(A block of data)
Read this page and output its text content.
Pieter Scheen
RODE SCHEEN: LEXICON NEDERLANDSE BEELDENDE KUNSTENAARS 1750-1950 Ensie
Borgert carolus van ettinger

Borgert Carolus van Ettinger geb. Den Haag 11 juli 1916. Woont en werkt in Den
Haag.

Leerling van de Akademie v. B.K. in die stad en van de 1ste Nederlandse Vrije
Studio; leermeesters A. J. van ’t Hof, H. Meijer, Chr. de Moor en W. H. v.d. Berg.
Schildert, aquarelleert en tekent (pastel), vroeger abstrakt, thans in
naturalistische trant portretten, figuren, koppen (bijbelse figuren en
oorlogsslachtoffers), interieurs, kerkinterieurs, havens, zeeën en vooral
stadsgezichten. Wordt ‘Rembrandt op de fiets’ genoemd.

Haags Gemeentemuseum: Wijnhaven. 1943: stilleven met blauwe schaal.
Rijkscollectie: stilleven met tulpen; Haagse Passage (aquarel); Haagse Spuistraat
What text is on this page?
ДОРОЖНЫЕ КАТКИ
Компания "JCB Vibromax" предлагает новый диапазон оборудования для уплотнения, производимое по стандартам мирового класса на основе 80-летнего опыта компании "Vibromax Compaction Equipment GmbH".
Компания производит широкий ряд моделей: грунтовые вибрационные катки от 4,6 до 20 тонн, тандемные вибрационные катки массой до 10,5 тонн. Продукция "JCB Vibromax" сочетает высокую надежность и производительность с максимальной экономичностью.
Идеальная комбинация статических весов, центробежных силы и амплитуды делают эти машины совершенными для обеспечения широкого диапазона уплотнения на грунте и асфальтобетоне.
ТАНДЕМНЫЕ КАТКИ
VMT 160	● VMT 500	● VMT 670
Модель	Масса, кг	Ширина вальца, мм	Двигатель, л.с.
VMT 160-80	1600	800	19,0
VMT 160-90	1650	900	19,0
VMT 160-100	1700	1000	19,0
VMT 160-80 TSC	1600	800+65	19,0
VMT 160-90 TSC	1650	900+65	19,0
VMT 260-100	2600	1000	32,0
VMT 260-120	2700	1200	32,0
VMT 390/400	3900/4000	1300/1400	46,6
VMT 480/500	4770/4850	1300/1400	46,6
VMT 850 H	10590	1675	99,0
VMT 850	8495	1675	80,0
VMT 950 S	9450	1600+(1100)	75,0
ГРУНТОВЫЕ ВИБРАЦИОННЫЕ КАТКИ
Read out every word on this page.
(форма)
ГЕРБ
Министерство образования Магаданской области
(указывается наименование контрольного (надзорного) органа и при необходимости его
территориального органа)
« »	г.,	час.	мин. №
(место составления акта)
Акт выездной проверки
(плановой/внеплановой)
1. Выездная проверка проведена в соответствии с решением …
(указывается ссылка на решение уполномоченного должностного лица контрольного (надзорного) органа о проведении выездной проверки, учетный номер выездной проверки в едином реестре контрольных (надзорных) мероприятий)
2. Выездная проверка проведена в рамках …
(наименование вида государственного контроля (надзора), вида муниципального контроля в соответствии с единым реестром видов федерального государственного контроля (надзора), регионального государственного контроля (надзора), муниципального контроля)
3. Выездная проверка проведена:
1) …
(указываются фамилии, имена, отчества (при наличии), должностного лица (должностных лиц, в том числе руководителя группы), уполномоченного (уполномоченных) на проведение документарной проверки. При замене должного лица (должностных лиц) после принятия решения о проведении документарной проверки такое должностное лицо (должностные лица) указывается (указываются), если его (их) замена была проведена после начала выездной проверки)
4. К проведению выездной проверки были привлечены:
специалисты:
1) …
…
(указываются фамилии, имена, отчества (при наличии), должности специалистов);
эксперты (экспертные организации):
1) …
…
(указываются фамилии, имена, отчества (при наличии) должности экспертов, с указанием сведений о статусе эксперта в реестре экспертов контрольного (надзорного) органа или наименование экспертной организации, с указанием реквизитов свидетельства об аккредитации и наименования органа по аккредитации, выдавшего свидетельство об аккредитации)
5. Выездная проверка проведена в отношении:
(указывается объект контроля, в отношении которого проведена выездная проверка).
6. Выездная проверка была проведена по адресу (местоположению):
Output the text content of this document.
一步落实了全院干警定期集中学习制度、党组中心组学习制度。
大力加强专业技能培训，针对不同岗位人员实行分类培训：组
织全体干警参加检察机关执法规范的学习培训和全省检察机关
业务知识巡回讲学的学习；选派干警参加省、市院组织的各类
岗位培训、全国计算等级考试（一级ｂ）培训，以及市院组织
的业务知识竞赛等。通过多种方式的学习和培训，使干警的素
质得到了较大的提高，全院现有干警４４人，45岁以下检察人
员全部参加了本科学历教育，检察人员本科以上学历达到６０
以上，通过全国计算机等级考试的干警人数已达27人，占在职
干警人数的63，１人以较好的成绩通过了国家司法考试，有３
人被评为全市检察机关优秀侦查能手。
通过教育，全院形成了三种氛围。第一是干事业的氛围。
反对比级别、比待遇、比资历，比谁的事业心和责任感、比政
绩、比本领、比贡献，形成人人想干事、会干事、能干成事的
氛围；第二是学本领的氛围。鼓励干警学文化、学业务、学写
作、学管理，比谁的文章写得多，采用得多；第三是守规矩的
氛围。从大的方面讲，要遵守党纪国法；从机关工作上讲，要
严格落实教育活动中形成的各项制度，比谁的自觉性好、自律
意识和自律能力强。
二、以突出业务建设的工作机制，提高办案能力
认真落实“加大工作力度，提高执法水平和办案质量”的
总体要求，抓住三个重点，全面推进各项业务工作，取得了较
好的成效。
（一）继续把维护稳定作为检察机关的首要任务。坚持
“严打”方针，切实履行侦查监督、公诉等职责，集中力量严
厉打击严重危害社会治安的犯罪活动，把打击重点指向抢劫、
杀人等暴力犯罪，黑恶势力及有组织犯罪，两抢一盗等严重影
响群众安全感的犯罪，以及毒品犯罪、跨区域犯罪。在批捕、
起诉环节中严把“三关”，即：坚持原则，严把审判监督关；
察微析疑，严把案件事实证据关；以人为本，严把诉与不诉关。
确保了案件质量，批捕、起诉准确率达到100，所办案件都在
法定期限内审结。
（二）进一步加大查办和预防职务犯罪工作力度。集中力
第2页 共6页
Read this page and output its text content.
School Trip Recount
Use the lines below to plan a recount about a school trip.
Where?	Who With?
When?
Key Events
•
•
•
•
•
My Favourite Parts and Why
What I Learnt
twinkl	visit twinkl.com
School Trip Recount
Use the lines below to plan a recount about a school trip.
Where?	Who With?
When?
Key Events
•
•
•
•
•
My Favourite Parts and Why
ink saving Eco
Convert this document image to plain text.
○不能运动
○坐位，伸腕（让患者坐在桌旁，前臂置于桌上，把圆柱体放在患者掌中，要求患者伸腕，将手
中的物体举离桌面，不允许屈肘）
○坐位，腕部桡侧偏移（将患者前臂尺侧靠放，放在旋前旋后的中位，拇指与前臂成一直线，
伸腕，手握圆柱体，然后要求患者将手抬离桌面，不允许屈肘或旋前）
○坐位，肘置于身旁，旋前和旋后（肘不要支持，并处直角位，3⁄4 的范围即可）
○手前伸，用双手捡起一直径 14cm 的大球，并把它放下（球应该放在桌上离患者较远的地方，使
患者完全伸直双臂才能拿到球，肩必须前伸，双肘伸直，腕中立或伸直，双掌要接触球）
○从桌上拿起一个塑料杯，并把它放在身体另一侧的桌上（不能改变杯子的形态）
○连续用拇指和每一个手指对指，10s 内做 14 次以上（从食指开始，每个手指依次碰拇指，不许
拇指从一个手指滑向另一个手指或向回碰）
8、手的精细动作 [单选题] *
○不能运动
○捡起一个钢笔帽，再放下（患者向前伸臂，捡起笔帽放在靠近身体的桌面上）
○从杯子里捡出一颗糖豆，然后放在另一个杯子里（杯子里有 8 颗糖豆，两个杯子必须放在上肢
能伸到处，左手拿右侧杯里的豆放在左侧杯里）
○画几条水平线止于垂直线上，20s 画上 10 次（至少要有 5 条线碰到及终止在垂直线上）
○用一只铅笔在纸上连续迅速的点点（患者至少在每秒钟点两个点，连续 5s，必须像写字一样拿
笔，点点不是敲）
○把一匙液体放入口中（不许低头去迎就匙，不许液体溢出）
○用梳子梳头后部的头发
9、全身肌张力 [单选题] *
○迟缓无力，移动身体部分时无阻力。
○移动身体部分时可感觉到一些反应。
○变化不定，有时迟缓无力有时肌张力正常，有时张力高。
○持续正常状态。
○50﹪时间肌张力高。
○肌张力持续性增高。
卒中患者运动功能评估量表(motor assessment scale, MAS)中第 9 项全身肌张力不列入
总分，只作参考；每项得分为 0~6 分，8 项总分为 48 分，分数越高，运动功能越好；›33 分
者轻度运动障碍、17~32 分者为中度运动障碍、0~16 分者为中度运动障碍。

• **WHAT THIS TASK INVOLVES**:
Each line holding "должности" must be found and copied.

• **ANSWER BELOW**:
(указываются фамилии, имена, отчества (при наличии), должности специалистов);
(указываются фамилии, имена, отчества (при наличии) должности экспертов, с указанием сведений о статусе эксперта в реестре экспертов контрольного (надзорного) органа или наименование экспертной организации, с указанием реквизитов свидетельства об аккредитации и наименования органа по аккредитации, выдавшего свидетельство об аккредитации)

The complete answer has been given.